Aim of the task: Identify every line in the material below that contains the string "header", and copy each such line in full. Case counts.

-- START Information shown --

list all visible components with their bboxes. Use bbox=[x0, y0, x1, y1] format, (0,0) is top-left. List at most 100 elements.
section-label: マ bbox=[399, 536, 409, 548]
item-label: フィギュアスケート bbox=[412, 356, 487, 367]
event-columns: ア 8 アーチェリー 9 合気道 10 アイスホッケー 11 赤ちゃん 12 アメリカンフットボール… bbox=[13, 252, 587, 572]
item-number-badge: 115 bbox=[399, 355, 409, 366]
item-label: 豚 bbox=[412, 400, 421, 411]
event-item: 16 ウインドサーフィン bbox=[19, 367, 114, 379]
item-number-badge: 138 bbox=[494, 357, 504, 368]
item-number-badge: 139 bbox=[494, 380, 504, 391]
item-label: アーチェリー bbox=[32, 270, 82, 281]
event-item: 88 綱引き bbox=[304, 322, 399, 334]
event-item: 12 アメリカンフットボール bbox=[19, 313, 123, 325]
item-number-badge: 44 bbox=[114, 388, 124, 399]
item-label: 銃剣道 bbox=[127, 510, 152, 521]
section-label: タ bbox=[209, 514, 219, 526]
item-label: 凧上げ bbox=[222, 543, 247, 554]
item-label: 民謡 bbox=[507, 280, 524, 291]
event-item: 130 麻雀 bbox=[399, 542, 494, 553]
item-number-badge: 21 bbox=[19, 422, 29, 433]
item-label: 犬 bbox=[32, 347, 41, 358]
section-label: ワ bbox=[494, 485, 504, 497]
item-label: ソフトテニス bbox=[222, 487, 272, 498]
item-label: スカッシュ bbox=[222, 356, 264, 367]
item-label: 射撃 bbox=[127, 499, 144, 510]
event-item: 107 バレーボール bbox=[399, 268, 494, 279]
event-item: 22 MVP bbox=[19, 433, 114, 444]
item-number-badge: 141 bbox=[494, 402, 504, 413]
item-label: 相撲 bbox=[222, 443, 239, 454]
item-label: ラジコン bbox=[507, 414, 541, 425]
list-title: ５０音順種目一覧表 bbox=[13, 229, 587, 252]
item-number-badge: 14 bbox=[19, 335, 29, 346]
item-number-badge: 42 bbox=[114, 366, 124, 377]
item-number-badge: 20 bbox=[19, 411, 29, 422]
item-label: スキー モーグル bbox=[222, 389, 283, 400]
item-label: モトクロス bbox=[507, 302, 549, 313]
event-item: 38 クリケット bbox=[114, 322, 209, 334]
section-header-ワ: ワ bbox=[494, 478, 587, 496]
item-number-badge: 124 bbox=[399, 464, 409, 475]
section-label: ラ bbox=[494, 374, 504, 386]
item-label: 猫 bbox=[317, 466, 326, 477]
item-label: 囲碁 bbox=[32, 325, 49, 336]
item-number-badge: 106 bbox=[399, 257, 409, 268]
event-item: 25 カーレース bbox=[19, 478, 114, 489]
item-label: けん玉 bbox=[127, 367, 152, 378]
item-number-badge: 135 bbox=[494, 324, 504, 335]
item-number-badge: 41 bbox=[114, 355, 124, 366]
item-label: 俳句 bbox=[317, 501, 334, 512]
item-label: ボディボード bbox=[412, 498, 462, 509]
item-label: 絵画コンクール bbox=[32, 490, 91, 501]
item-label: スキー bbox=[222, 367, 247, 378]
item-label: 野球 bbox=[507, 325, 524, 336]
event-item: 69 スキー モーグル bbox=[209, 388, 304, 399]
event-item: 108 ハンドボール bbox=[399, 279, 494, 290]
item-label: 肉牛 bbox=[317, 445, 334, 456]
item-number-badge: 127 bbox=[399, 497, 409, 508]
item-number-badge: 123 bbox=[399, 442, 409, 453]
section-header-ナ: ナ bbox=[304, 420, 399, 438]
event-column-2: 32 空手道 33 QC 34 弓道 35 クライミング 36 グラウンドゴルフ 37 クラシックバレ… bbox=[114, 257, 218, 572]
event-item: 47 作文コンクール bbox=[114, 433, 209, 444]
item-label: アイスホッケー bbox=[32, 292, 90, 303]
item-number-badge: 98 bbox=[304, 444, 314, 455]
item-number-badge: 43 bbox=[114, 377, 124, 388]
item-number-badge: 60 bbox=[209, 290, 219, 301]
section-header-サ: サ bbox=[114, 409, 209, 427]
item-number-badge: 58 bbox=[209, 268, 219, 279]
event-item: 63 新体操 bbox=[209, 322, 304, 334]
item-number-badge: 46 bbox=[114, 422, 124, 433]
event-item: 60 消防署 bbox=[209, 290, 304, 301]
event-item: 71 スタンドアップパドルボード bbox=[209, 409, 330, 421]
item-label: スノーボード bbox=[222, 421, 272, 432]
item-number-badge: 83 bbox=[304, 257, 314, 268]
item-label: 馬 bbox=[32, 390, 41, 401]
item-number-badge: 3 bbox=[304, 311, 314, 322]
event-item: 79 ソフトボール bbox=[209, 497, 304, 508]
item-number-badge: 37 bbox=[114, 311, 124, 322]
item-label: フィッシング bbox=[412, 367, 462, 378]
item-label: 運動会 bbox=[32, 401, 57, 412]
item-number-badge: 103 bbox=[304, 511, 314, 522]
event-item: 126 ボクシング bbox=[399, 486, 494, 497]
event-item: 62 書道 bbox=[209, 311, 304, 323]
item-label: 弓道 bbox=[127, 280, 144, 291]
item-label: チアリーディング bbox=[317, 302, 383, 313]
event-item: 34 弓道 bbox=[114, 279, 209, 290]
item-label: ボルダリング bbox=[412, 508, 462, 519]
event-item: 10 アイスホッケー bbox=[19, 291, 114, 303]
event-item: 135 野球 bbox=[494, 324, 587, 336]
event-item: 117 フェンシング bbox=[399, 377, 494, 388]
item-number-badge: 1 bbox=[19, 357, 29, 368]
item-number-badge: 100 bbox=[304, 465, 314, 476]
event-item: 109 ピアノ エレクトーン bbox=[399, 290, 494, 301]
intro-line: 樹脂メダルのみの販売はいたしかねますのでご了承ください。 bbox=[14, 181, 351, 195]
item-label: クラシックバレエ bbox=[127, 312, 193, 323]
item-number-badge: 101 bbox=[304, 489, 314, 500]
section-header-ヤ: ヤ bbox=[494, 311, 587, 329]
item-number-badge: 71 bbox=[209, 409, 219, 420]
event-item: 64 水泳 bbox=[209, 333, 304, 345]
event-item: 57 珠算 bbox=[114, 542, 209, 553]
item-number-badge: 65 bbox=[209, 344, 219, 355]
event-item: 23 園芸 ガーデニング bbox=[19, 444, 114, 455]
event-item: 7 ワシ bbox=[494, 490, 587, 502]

-- END Information shown --

Correct output:
section-header-ワ: ワ bbox=[494, 478, 587, 496]
section-header-ナ: ナ bbox=[304, 420, 399, 438]
section-header-サ: サ bbox=[114, 409, 209, 427]
section-header-ヤ: ヤ bbox=[494, 311, 587, 329]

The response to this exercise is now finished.